• _WHAT YOU ARE ASKED TO DO_
Gather all lines containing the string "labels" and copy them out.
───
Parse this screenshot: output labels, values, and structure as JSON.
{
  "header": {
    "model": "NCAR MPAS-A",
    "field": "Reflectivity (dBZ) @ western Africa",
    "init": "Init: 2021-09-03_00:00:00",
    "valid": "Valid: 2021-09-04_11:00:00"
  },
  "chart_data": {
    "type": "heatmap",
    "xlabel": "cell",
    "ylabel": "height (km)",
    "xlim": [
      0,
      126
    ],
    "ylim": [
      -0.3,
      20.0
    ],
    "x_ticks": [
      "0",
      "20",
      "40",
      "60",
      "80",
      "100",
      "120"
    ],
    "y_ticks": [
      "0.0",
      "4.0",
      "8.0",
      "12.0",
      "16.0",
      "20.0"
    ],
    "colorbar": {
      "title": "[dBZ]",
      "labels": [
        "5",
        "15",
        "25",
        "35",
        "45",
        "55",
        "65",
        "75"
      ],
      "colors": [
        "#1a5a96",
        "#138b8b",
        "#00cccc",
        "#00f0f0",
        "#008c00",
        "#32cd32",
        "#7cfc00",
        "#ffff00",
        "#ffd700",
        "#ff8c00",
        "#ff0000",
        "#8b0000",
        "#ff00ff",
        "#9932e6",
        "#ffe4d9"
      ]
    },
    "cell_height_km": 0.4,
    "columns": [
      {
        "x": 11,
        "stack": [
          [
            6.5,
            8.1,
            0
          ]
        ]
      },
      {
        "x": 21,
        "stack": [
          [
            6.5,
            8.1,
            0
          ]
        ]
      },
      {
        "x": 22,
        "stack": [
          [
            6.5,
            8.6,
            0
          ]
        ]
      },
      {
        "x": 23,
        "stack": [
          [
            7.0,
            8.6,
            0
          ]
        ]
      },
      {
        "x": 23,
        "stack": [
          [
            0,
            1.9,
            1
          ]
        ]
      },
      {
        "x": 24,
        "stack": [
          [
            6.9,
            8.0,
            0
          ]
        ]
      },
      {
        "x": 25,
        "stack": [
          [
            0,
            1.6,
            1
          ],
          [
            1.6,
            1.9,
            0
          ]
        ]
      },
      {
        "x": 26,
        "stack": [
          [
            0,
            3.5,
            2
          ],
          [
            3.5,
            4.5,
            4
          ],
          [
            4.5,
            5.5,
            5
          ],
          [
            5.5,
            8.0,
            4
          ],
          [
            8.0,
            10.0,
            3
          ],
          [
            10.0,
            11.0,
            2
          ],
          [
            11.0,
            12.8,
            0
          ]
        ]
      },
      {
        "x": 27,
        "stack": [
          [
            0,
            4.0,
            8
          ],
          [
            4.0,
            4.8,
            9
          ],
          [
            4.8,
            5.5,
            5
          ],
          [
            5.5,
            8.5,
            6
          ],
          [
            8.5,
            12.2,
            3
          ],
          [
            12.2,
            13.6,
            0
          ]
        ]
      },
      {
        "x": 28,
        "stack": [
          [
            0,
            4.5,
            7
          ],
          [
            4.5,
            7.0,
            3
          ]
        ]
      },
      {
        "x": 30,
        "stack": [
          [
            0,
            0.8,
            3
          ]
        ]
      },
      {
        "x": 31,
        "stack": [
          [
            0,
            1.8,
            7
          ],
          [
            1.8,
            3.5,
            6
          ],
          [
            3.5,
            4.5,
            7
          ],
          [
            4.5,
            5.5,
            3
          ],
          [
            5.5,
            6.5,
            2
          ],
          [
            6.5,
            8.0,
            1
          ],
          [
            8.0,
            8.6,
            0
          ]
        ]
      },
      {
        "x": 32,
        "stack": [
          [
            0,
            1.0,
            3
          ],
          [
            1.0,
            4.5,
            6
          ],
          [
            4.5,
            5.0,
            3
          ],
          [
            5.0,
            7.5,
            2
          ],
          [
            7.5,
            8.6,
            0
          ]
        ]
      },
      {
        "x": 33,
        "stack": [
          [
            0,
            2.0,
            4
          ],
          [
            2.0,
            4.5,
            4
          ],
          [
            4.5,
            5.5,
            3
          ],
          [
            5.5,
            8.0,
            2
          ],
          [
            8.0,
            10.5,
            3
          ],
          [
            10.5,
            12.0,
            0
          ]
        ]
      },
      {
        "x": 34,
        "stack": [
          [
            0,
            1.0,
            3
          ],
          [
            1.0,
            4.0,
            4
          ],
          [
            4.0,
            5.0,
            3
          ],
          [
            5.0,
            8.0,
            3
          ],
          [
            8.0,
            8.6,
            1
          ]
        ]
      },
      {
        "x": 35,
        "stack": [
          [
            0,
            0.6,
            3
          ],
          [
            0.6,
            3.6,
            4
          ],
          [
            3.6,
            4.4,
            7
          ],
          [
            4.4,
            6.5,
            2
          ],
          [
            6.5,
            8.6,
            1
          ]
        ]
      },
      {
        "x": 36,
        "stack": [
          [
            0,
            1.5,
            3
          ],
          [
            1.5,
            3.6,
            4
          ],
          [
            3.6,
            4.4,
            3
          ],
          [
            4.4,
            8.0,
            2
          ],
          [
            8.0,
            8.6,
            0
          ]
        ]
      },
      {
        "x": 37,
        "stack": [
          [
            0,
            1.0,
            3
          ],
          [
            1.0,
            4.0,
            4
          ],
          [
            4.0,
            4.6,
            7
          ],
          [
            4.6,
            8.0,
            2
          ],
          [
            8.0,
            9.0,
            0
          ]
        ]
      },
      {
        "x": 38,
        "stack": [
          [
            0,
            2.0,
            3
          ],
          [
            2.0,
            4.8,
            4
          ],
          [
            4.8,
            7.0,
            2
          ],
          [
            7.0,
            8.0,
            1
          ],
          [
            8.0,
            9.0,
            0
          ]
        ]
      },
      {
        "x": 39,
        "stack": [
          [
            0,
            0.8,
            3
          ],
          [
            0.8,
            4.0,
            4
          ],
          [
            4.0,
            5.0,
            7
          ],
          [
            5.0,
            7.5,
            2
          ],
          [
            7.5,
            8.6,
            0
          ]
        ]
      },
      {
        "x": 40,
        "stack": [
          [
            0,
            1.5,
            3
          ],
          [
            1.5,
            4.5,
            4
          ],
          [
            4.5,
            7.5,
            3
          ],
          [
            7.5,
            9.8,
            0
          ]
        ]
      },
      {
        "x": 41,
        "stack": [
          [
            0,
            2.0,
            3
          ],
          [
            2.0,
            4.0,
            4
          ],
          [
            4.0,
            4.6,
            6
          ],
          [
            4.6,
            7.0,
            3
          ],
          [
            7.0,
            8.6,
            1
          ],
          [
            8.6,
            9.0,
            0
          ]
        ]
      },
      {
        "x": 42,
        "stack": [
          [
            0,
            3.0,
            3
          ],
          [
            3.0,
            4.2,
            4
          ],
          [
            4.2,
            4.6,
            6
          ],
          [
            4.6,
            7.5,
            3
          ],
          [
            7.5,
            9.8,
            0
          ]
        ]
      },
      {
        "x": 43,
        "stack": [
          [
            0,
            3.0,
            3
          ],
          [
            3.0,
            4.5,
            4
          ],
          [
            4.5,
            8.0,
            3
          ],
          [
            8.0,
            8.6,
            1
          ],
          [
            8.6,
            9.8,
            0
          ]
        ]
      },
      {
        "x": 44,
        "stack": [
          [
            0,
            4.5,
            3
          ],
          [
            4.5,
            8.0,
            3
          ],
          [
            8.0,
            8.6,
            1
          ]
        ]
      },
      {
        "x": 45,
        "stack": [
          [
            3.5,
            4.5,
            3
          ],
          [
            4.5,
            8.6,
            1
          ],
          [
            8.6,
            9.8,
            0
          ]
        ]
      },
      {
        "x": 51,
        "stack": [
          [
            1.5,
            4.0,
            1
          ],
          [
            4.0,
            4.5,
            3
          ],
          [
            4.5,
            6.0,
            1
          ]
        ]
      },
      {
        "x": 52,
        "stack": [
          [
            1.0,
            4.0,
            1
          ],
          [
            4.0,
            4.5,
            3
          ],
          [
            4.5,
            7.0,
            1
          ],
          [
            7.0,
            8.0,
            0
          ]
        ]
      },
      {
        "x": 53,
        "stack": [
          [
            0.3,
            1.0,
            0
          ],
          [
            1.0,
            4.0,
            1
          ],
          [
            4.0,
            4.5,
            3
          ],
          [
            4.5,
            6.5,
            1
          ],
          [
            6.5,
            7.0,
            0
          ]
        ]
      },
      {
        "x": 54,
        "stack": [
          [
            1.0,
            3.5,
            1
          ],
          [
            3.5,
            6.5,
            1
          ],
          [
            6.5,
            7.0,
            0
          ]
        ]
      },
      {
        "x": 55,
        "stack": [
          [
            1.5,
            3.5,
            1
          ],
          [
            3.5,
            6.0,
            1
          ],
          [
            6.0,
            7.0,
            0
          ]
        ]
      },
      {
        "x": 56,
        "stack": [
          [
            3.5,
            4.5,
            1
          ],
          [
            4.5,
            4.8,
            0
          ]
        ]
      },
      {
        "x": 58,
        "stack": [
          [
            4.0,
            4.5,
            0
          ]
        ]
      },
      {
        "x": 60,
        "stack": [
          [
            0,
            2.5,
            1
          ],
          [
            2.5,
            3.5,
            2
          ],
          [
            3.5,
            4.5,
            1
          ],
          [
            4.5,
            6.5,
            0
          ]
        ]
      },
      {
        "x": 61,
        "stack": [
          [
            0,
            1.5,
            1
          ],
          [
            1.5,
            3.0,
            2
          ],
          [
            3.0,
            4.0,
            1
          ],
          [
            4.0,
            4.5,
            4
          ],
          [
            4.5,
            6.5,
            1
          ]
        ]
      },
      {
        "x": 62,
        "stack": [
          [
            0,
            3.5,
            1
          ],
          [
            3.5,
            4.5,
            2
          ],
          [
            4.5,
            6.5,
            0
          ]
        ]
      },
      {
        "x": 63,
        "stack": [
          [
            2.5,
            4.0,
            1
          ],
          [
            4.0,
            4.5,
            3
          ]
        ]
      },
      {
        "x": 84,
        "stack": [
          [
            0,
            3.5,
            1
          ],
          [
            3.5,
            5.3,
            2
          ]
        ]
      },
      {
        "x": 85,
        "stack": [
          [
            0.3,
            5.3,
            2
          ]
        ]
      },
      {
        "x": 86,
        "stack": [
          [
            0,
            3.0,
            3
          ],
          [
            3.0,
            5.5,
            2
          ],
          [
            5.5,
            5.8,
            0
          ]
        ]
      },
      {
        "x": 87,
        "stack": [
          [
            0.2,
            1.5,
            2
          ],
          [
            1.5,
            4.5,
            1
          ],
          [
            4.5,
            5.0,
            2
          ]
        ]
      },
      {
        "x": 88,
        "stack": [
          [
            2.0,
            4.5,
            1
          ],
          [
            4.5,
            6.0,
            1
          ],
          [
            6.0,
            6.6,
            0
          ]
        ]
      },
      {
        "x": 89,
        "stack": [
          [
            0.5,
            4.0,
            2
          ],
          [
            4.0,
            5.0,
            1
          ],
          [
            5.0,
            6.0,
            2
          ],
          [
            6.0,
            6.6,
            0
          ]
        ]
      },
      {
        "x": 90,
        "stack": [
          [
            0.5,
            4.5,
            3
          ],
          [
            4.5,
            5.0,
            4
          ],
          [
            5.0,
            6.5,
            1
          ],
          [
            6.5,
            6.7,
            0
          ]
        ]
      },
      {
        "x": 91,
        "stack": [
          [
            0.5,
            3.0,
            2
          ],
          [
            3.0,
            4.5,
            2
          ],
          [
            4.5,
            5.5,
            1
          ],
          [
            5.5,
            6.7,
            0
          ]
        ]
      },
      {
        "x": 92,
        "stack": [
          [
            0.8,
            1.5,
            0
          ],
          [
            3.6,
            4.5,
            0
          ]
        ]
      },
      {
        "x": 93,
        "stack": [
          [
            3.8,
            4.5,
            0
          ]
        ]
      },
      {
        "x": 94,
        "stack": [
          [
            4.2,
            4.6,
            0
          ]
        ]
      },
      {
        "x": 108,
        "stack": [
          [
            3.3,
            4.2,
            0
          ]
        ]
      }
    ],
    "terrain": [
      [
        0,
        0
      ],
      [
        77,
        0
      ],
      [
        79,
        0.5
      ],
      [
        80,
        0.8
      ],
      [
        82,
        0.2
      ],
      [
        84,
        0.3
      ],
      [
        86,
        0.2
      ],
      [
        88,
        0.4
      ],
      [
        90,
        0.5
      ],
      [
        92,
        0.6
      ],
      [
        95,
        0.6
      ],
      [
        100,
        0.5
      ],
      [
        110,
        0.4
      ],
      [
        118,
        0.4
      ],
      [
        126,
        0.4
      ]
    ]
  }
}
───
• _SOLUTION TO THIS EXERCISE_
Parse this screenshot: output labels, values, and structure as JSON.
      "labels": [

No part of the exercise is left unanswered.